Extract every line below that contains the word "траву".

──────── Records for this task

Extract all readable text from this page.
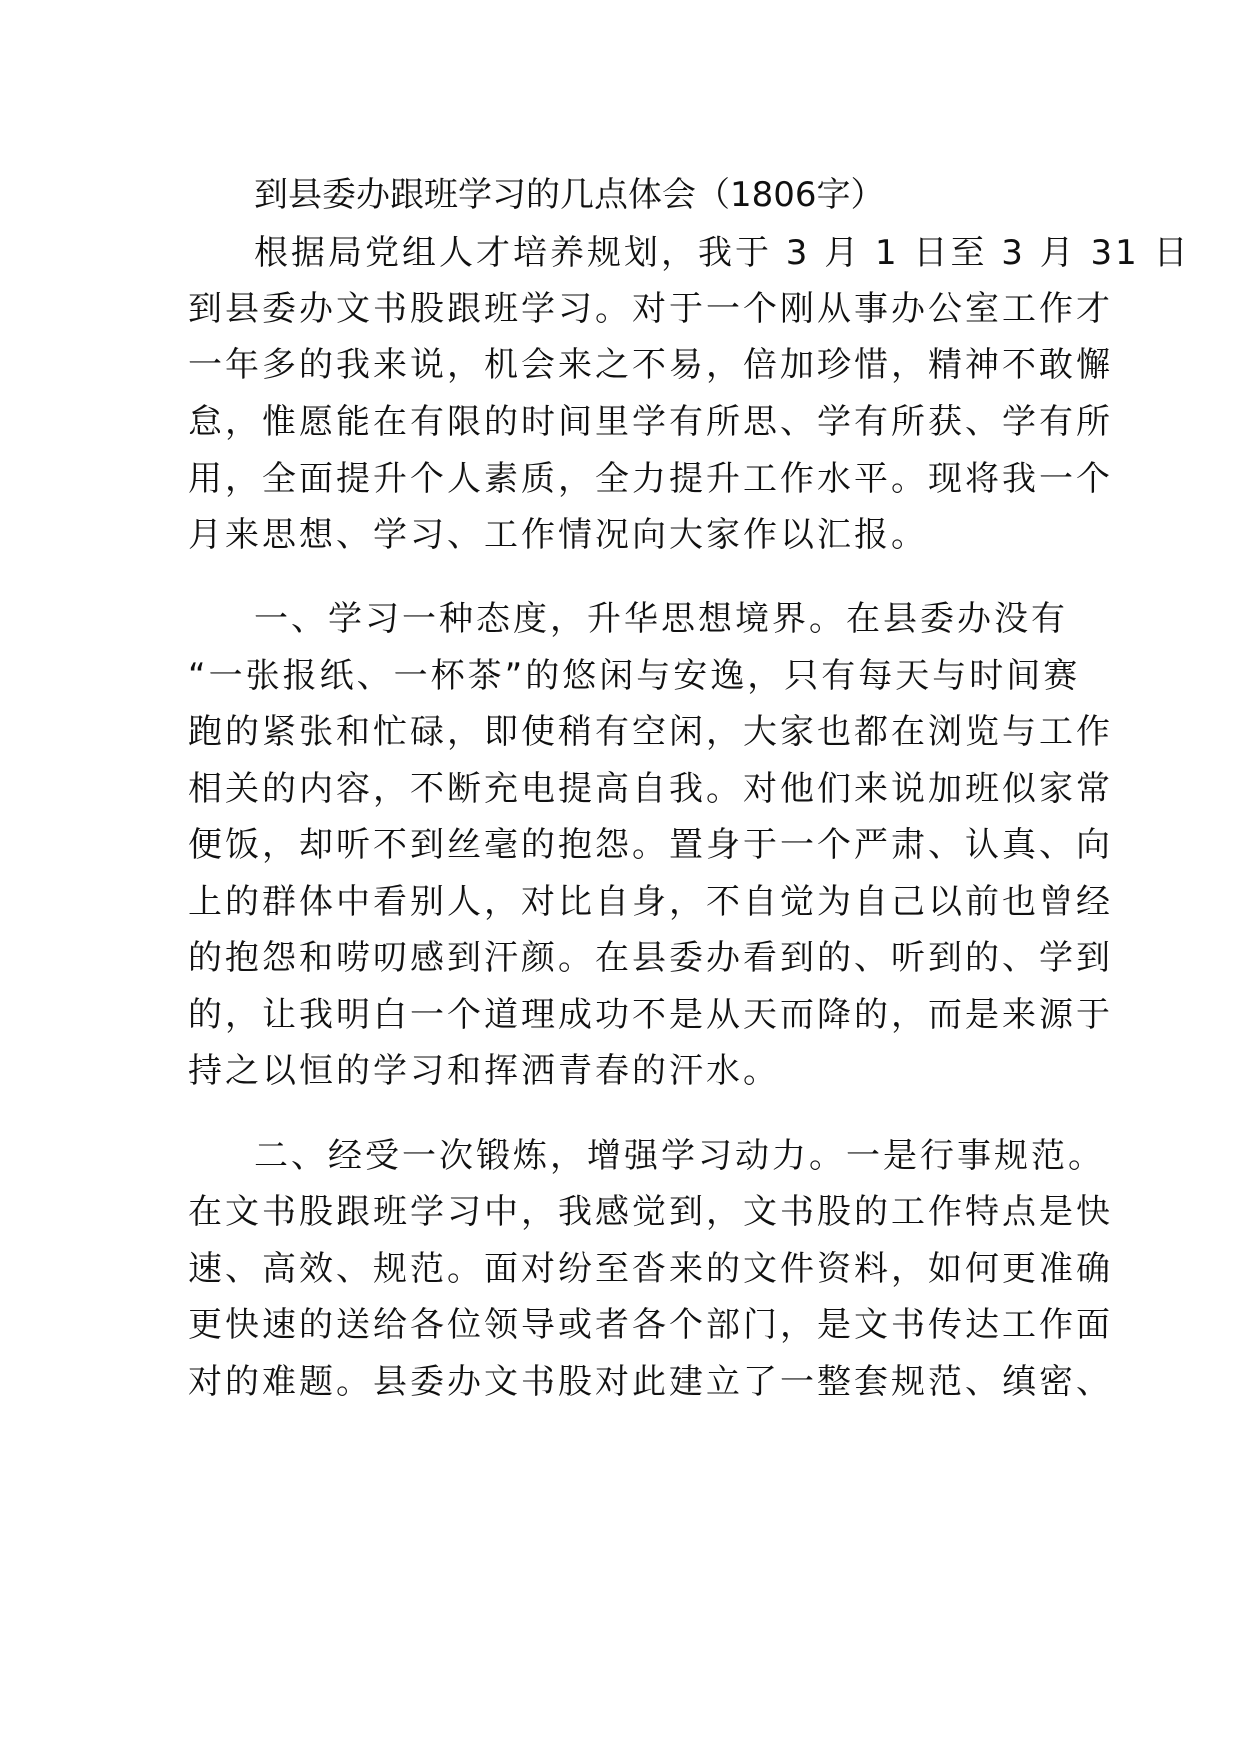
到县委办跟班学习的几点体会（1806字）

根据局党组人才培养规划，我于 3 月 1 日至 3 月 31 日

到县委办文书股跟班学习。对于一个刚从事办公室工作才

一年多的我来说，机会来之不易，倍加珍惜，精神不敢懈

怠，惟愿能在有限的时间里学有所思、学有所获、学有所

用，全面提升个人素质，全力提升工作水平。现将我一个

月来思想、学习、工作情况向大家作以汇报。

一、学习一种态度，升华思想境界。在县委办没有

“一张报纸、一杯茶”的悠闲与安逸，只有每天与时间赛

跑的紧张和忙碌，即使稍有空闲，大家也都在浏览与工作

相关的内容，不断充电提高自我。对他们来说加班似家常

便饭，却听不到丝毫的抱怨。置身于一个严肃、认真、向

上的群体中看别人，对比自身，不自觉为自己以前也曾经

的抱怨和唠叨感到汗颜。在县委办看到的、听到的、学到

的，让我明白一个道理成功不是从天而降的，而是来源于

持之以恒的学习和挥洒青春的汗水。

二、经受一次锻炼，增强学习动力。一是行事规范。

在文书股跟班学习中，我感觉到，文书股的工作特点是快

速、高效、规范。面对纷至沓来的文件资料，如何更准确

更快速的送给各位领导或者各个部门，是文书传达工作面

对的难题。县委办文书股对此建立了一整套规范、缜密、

────────────────
──────── Records for this task

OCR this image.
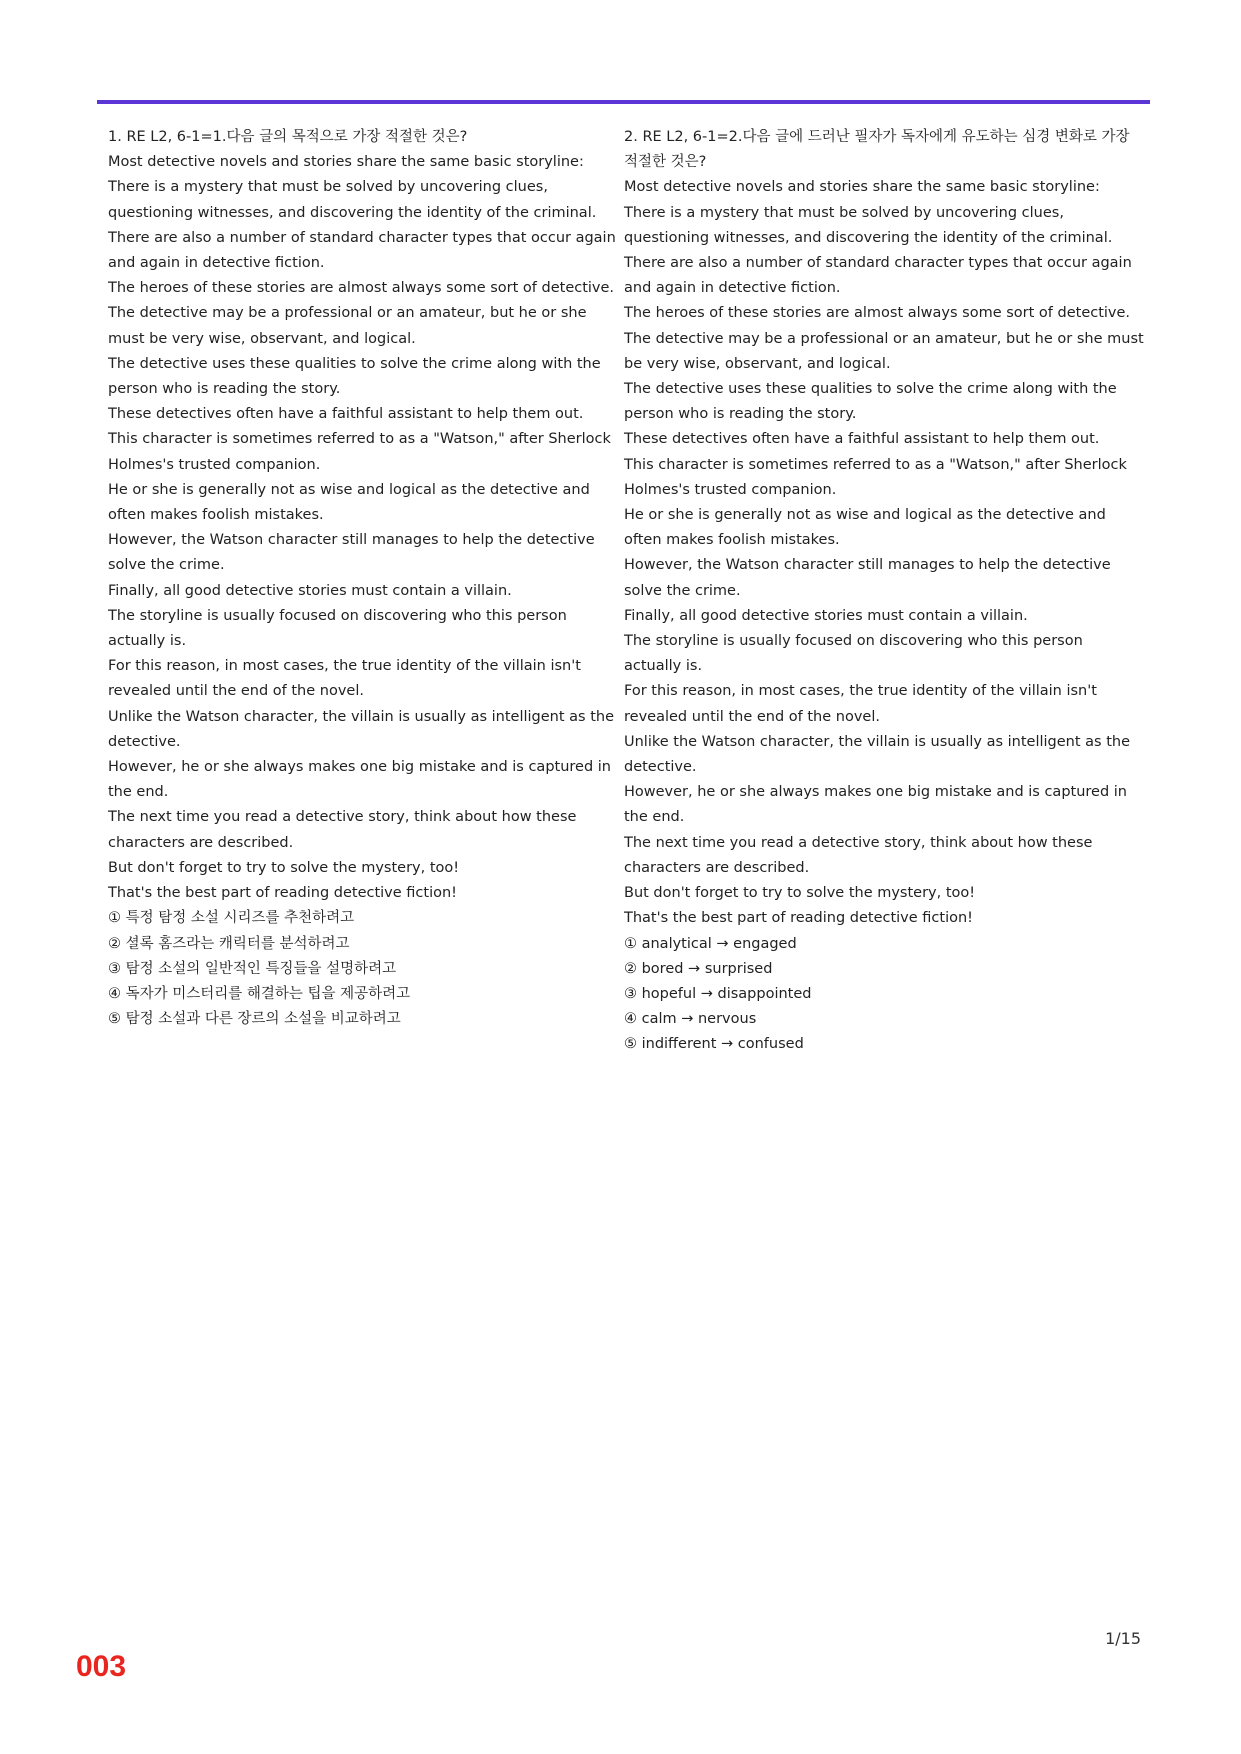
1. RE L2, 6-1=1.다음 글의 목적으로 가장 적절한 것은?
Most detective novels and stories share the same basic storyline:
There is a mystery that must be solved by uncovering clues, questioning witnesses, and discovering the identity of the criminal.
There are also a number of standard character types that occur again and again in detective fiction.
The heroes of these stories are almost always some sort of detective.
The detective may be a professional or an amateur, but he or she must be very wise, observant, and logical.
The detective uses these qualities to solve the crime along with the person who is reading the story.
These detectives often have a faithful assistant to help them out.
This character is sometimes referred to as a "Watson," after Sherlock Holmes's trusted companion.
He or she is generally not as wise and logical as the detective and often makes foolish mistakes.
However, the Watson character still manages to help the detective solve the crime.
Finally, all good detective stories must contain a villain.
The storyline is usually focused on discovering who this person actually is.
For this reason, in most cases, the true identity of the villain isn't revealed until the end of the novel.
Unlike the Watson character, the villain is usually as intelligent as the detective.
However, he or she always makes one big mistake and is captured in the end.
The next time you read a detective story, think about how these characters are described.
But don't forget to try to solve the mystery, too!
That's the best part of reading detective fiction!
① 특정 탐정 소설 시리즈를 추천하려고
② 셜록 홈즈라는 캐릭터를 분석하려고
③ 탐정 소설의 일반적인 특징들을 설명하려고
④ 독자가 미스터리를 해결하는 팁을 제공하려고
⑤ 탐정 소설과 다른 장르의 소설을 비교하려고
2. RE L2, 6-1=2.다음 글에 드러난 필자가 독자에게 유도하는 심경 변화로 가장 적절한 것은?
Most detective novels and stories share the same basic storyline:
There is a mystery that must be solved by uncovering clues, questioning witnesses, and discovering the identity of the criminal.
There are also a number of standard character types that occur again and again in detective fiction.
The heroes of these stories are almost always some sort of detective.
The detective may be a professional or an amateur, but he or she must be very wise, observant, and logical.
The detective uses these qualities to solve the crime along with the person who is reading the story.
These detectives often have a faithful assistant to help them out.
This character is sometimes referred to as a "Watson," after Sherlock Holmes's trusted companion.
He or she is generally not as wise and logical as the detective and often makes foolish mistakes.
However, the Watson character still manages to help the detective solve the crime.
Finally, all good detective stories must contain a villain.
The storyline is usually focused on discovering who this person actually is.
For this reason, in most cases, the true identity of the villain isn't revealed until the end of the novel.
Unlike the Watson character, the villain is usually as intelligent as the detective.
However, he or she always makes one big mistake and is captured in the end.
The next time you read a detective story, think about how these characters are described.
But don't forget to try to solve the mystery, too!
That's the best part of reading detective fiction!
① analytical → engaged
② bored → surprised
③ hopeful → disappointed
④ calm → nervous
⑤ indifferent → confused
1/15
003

────────────────
──────── Records for this task

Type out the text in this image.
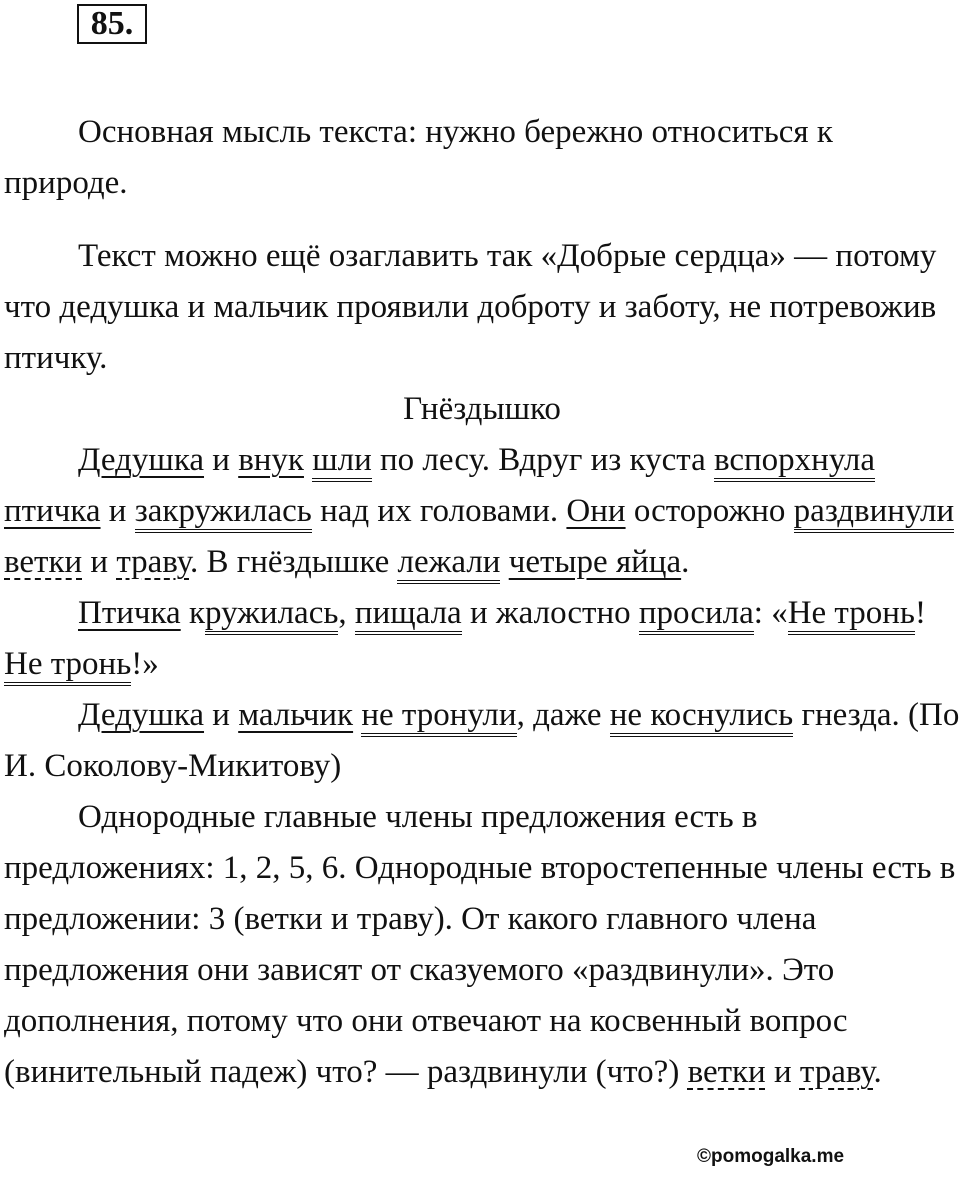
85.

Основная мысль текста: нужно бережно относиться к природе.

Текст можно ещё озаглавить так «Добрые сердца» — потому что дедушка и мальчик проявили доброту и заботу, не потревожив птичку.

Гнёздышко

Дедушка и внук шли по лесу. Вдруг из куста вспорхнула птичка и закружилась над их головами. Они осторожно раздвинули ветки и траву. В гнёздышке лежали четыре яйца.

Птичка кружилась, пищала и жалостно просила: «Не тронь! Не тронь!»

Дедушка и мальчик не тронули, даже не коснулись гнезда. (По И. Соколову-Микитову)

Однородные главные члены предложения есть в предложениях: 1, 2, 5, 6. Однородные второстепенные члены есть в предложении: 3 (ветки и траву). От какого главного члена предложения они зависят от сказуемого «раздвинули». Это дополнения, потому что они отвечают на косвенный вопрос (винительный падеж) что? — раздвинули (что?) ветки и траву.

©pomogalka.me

────────────────

> **Response below**
Дедушка и внук шли по лесу. Вдруг из куста вспорхнула птичка и закружилась над их головами. Они осторожно раздвинули ветки и траву. В гнёздышке лежали четыре яйца.
Однородные главные члены предложения есть в предложениях: 1, 2, 5, 6. Однородные второстепенные члены есть в предложении: 3 (ветки и траву). От какого главного члена предложения они зависят от сказуемого «раздвинули». Это дополнения, потому что они отвечают на косвенный вопрос (винительный падеж) что? — раздвинули (что?) ветки и траву.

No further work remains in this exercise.